# [Work to be completed]
The entries below contain pictures. Retype everything except those pictures, exactly as given.

# [Collected data entries]
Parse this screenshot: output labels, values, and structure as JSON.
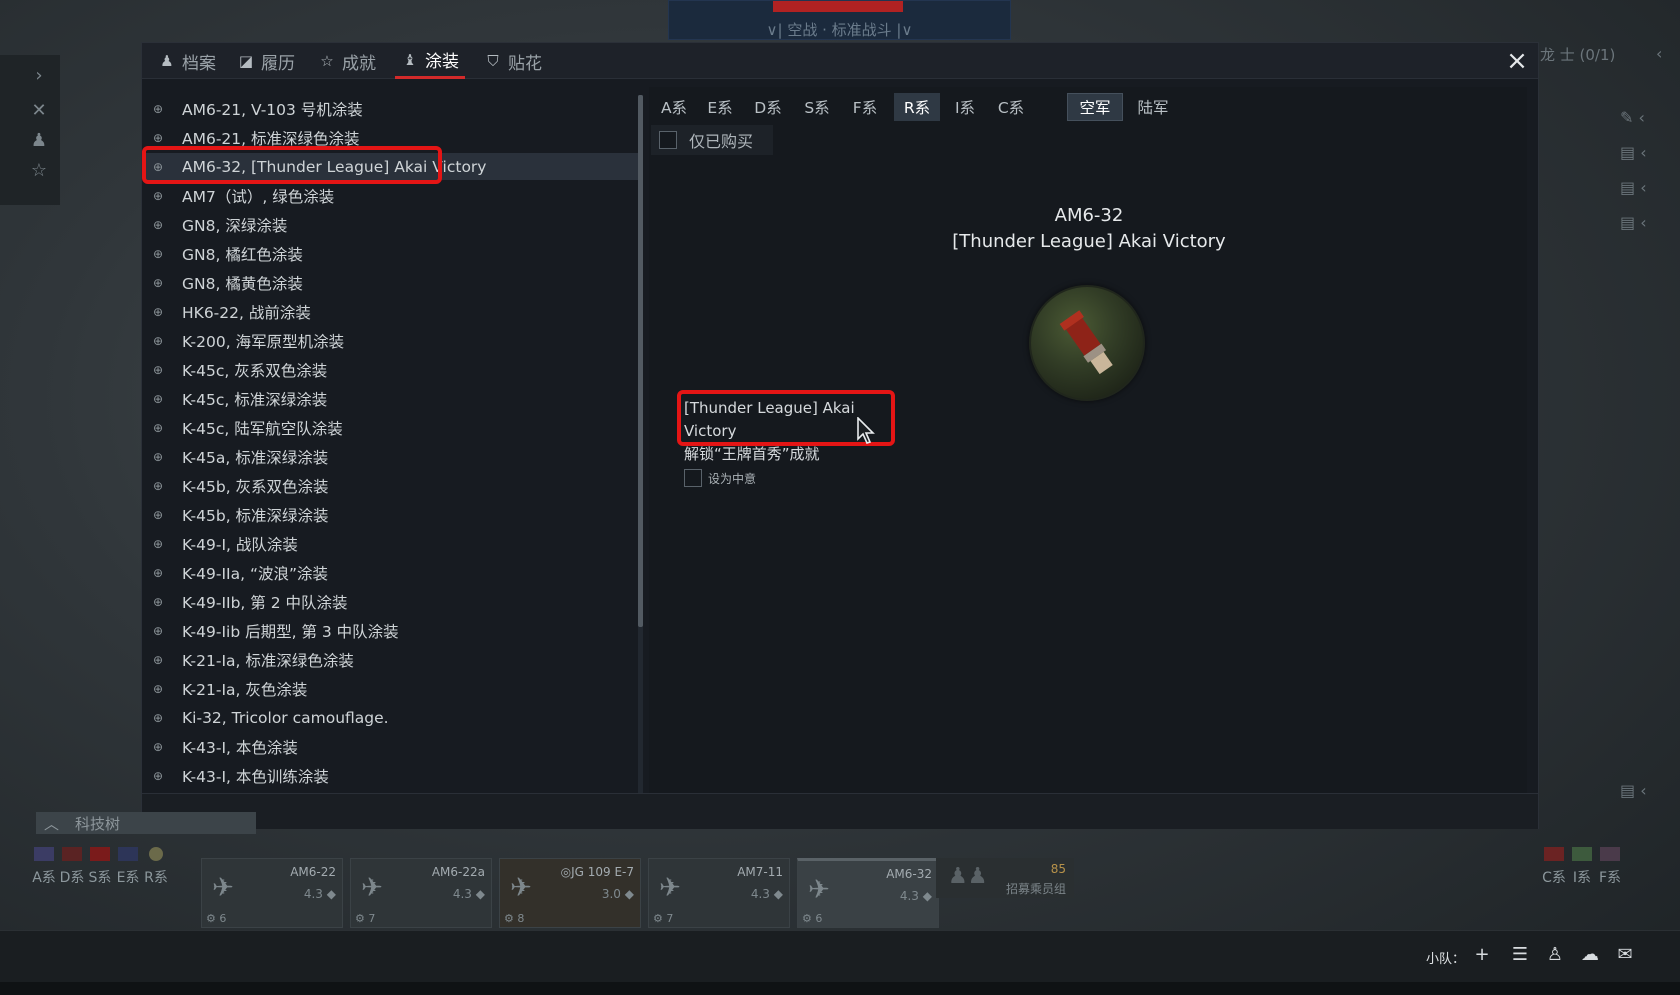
{
  "top_banner": {
    "mode_text": "∨| 空战 · 标准战斗 |∨"
  },
  "tabs": [
    {
      "label": "档案",
      "icon": "person-icon"
    },
    {
      "label": "履历",
      "icon": "journal-icon"
    },
    {
      "label": "成就",
      "icon": "star-icon"
    },
    {
      "label": "涂装",
      "icon": "paint-icon",
      "active": true
    },
    {
      "label": "贴花",
      "icon": "decal-icon"
    }
  ],
  "skins": [
    "AM6-21, V-103 号机涂装",
    "AM6-21, 标准深绿色涂装",
    "AM6-32, [Thunder League] Akai Victory",
    "AM7（试）, 绿色涂装",
    "GN8, 深绿涂装",
    "GN8, 橘红色涂装",
    "GN8, 橘黄色涂装",
    "HK6-22, 战前涂装",
    "K-200, 海军原型机涂装",
    "K-45c, 灰系双色涂装",
    "K-45c, 标准深绿涂装",
    "K-45c, 陆军航空队涂装",
    "K-45a, 标准深绿涂装",
    "K-45b, 灰系双色涂装",
    "K-45b, 标准深绿涂装",
    "K-49-I, 战队涂装",
    "K-49-IIa, “波浪”涂装",
    "K-49-IIb, 第 2 中队涂装",
    "K-49-Iib 后期型, 第 3 中队涂装",
    "K-21-Ia, 标准深绿色涂装",
    "K-21-Ia, 灰色涂装",
    "Ki-32, Tricolor camouflage.",
    "K-43-I, 本色涂装",
    "K-43-I, 本色训练涂装"
  ],
  "selected_skin_index": 2,
  "branch_filters": [
    "A系",
    "E系",
    "D系",
    "S系",
    "F系",
    "R系",
    "I系",
    "C系"
  ],
  "active_branch": "R系",
  "type_filters": [
    "空军",
    "陆军"
  ],
  "active_type": "空军",
  "only_bought_label": "仅已购买",
  "detail": {
    "title_line1": "AM6-32",
    "title_line2": "[Thunder League] Akai Victory",
    "unlock_name": "[Thunder League] Akai Victory",
    "unlock_condition": "解锁“王牌首秀”成就",
    "favorite_label": "设为中意"
  },
  "right_bar": {
    "title": "龙 士 (0/1)"
  },
  "tech_label": "科技树",
  "nations_left": [
    "A系",
    "D系",
    "S系",
    "E系",
    "R系"
  ],
  "nations_right": [
    "C系",
    "I系",
    "F系"
  ],
  "slots": [
    {
      "name": "AM6-22",
      "br": "4.3 ◆",
      "crew": "6"
    },
    {
      "name": "AM6-22a",
      "br": "4.3 ◆",
      "crew": "7"
    },
    {
      "name": "◎JG 109 E-7",
      "br": "3.0 ◆",
      "crew": "8"
    },
    {
      "name": "AM7-11",
      "br": "4.3 ◆",
      "crew": "7"
    },
    {
      "name": "AM6-32",
      "br": "4.3 ◆",
      "crew": "6"
    }
  ],
  "recruit": {
    "cost": "85",
    "label": "招募乘员组"
  },
  "footer": {
    "squad_label": "小队："
  },
  "colors": {
    "accent_red": "#d22a2a",
    "highlight_red": "#e41515"
  }
}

# [Task result]
Parse this screenshot: output labels, values, and structure as JSON.
{
  "top_banner": {
    "mode_text": "∨| 空战 · 标准战斗 |∨"
  },
  "tabs": [
    {
      "label": "档案",
      "icon": "person-icon"
    },
    {
      "label": "履历",
      "icon": "journal-icon"
    },
    {
      "label": "成就",
      "icon": "star-icon"
    },
    {
      "label": "涂装",
      "icon": "paint-icon",
      "active": true
    },
    {
      "label": "贴花",
      "icon": "decal-icon"
    }
  ],
  "skins": [
    "AM6-21, V-103 号机涂装",
    "AM6-21, 标准深绿色涂装",
    "AM6-32, [Thunder League] Akai Victory",
    "AM7（试）, 绿色涂装",
    "GN8, 深绿涂装",
    "GN8, 橘红色涂装",
    "GN8, 橘黄色涂装",
    "HK6-22, 战前涂装",
    "K-200, 海军原型机涂装",
    "K-45c, 灰系双色涂装",
    "K-45c, 标准深绿涂装",
    "K-45c, 陆军航空队涂装",
    "K-45a, 标准深绿涂装",
    "K-45b, 灰系双色涂装",
    "K-45b, 标准深绿涂装",
    "K-49-I, 战队涂装",
    "K-49-IIa, “波浪”涂装",
    "K-49-IIb, 第 2 中队涂装",
    "K-49-Iib 后期型, 第 3 中队涂装",
    "K-21-Ia, 标准深绿色涂装",
    "K-21-Ia, 灰色涂装",
    "Ki-32, Tricolor camouflage.",
    "K-43-I, 本色涂装",
    "K-43-I, 本色训练涂装"
  ],
  "selected_skin_index": 2,
  "branch_filters": [
    "A系",
    "E系",
    "D系",
    "S系",
    "F系",
    "R系",
    "I系",
    "C系"
  ],
  "active_branch": "R系",
  "type_filters": [
    "空军",
    "陆军"
  ],
  "active_type": "空军",
  "only_bought_label": "仅已购买",
  "detail": {
    "title_line1": "AM6-32",
    "title_line2": "[Thunder League] Akai Victory",
    "unlock_name": "[Thunder League] Akai Victory",
    "unlock_condition": "解锁“王牌首秀”成就",
    "favorite_label": "设为中意"
  },
  "right_bar": {
    "title": "龙 士 (0/1)"
  },
  "tech_label": "科技树",
  "nations_left": [
    "A系",
    "D系",
    "S系",
    "E系",
    "R系"
  ],
  "nations_right": [
    "C系",
    "I系",
    "F系"
  ],
  "slots": [
    {
      "name": "AM6-22",
      "br": "4.3 ◆",
      "crew": "6"
    },
    {
      "name": "AM6-22a",
      "br": "4.3 ◆",
      "crew": "7"
    },
    {
      "name": "◎JG 109 E-7",
      "br": "3.0 ◆",
      "crew": "8"
    },
    {
      "name": "AM7-11",
      "br": "4.3 ◆",
      "crew": "7"
    },
    {
      "name": "AM6-32",
      "br": "4.3 ◆",
      "crew": "6"
    }
  ],
  "recruit": {
    "cost": "85",
    "label": "招募乘员组"
  },
  "footer": {
    "squad_label": "小队："
  },
  "colors": {
    "accent_red": "#d22a2a",
    "highlight_red": "#e41515"
  }
}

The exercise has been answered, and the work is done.